» **GOAL**:
Every line that includes the word "access" is to be listed.

» **EXTRACTED RECORDS**:

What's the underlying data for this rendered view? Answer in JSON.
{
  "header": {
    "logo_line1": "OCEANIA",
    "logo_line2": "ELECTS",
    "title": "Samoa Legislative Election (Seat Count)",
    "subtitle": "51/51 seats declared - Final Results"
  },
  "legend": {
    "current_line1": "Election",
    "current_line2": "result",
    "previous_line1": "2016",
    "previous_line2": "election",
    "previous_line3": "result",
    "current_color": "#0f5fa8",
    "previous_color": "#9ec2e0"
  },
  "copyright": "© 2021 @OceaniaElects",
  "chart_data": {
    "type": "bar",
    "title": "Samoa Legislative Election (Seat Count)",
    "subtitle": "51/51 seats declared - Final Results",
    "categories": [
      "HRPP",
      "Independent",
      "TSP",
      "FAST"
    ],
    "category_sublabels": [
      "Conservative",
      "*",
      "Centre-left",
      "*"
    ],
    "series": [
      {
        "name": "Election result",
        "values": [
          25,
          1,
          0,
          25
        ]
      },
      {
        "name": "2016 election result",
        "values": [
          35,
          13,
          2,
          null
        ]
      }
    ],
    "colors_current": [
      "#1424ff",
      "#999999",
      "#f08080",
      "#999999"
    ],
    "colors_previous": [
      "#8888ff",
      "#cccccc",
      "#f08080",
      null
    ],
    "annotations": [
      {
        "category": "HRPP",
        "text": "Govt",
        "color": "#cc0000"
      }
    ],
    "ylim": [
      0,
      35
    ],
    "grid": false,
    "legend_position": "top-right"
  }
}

---

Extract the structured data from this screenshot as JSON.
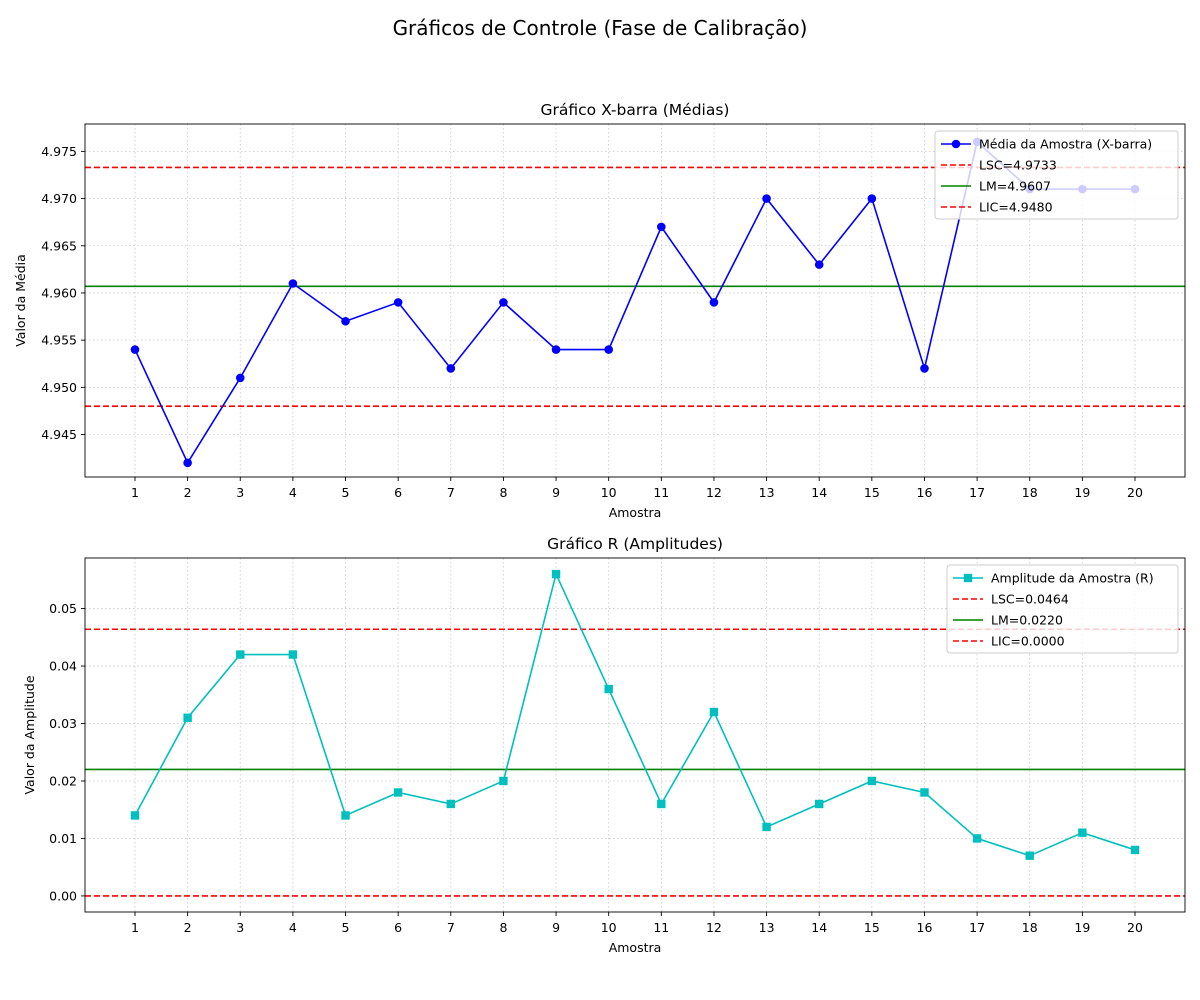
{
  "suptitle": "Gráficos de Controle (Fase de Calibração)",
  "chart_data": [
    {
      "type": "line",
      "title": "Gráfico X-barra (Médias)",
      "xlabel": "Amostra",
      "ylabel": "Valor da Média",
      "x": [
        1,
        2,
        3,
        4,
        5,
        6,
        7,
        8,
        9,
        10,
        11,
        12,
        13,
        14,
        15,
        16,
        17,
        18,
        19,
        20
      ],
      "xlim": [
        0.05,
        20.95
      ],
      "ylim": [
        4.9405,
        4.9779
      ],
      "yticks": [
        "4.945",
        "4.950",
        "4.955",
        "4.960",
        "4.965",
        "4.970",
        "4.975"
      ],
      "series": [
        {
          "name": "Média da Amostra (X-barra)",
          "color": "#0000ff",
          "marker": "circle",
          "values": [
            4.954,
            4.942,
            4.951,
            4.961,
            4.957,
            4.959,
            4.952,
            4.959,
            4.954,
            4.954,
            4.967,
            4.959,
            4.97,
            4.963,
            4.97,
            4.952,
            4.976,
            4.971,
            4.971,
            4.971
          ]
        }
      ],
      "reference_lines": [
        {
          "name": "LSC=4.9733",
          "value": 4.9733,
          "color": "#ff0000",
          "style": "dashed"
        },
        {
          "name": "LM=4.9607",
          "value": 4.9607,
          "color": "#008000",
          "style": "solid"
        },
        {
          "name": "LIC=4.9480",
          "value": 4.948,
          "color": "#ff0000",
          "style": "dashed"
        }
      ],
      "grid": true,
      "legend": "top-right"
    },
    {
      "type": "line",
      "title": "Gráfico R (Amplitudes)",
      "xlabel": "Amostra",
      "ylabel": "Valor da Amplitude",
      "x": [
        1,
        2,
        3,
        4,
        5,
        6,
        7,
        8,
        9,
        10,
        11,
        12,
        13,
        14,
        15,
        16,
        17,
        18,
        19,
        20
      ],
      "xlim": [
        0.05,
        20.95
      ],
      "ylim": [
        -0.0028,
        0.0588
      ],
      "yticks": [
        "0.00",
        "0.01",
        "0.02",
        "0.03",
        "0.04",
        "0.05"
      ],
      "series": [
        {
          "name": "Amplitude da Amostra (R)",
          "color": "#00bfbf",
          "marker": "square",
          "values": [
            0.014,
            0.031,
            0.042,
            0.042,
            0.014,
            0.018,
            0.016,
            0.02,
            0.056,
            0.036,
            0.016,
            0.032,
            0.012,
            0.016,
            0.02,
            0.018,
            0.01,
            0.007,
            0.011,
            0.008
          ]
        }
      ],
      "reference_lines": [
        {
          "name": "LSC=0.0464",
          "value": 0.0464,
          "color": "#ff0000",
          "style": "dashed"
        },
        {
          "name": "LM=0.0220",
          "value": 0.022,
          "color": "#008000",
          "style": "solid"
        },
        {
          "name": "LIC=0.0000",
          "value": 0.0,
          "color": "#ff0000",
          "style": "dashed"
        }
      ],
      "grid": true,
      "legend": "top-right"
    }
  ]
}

* * *

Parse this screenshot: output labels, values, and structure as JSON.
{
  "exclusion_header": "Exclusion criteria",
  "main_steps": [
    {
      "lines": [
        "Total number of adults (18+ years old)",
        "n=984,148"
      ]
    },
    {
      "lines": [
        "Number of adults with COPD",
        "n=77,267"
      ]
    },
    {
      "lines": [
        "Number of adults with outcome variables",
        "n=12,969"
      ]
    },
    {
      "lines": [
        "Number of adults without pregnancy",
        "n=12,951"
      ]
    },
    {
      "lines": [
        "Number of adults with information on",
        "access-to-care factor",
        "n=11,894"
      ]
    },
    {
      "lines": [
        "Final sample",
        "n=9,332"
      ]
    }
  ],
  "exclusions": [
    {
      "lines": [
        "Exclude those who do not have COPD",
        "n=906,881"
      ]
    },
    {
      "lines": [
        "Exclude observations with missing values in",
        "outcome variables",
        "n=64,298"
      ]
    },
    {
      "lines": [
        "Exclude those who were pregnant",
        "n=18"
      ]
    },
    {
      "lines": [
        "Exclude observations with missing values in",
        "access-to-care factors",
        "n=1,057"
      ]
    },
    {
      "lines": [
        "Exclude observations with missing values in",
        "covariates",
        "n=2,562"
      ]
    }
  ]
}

» **RESULT**:
        "access-to-care factor",
        "access-to-care factors",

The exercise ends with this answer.